### GIVEN EXERCISE
Show every line below where "chevron" can be found.
---------- THE RECORDS
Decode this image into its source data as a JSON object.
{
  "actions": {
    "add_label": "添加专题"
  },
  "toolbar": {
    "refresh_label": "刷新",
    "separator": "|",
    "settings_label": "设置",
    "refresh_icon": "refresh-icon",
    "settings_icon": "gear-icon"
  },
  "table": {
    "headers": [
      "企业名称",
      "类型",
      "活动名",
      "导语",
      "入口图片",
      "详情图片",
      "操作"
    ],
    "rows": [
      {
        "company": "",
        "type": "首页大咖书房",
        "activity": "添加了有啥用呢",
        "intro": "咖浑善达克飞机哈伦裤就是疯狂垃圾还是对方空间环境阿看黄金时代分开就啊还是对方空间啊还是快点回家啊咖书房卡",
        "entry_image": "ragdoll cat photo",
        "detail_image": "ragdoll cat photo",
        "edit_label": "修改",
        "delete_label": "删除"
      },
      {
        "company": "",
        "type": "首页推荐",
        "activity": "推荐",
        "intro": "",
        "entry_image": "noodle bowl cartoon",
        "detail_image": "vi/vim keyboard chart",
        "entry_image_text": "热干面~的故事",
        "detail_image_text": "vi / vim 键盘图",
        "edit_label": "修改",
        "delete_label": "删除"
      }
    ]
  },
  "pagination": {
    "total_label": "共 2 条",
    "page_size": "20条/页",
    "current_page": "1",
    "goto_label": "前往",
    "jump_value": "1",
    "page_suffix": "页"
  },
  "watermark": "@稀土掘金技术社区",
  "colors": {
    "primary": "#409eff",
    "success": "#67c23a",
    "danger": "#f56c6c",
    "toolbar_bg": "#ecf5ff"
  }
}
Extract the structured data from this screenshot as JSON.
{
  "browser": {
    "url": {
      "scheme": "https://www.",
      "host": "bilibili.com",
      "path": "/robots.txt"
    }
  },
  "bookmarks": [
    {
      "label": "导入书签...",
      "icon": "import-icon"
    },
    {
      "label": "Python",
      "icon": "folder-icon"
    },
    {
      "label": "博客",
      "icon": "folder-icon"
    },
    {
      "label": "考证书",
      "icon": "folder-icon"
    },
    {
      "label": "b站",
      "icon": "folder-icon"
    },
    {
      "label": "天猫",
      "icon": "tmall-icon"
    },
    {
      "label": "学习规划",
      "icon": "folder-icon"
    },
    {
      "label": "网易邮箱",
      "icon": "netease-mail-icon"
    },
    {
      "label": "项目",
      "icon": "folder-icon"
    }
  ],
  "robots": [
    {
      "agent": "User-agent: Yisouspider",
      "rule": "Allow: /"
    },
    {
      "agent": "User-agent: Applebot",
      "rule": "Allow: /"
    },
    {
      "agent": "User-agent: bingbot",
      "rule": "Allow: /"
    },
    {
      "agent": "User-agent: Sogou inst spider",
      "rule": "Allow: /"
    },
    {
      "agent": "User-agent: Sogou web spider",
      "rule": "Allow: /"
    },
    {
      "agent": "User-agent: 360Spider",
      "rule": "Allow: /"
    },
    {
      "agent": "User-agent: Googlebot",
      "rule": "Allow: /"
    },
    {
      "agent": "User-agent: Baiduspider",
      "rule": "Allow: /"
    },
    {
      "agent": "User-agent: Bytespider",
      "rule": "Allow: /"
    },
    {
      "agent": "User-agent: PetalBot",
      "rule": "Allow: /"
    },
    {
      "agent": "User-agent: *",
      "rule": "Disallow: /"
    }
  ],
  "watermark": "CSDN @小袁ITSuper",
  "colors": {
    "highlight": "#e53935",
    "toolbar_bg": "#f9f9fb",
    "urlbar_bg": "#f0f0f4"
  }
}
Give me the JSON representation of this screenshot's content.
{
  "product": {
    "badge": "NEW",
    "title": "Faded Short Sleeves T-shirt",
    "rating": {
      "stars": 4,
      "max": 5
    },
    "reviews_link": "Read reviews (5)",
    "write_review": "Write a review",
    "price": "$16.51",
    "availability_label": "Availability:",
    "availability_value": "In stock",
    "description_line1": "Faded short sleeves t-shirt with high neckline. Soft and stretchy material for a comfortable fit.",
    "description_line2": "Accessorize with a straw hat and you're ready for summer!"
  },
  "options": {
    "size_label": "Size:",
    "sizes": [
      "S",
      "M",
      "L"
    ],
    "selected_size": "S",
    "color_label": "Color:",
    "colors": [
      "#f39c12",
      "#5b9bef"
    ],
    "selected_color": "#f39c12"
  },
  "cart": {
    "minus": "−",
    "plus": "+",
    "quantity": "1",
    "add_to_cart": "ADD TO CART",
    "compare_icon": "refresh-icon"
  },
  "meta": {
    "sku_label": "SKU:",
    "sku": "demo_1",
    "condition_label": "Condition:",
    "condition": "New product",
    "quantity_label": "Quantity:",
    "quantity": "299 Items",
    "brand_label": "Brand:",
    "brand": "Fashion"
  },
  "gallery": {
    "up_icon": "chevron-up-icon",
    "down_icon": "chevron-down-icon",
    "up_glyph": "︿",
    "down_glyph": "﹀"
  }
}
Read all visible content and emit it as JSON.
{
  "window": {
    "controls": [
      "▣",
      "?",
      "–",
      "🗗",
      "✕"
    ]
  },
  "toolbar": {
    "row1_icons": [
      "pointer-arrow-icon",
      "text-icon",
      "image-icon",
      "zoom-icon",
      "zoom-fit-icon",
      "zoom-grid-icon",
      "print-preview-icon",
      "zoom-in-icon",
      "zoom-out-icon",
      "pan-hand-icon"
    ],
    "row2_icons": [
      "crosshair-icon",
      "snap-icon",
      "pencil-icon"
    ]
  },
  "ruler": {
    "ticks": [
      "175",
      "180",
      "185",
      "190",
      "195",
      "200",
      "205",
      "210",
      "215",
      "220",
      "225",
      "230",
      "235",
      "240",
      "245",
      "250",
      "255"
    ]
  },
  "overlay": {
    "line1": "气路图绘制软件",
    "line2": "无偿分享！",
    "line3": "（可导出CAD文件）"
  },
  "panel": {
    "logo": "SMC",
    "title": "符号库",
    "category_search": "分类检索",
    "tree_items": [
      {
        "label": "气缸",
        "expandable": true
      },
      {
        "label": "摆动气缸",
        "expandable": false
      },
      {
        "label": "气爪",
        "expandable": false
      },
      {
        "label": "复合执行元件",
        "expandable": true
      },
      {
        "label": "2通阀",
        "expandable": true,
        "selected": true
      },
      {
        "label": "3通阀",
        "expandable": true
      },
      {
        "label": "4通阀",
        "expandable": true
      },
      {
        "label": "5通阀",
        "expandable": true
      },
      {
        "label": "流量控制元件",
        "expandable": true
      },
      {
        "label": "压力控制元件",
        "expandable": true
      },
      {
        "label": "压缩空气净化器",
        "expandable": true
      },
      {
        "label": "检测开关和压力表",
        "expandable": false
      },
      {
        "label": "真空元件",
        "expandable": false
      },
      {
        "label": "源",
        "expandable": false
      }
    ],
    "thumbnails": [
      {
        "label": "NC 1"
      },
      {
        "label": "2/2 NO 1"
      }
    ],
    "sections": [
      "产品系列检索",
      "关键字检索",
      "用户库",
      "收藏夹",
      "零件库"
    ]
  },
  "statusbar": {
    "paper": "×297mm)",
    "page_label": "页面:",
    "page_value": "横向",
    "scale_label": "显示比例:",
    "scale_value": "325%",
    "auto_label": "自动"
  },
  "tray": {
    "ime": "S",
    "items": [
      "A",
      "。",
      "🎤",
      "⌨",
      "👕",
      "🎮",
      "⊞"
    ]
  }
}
--------------------
### RIGHT ANSWER
    "up_icon": "chevron-up-icon",
    "down_icon": "chevron-down-icon",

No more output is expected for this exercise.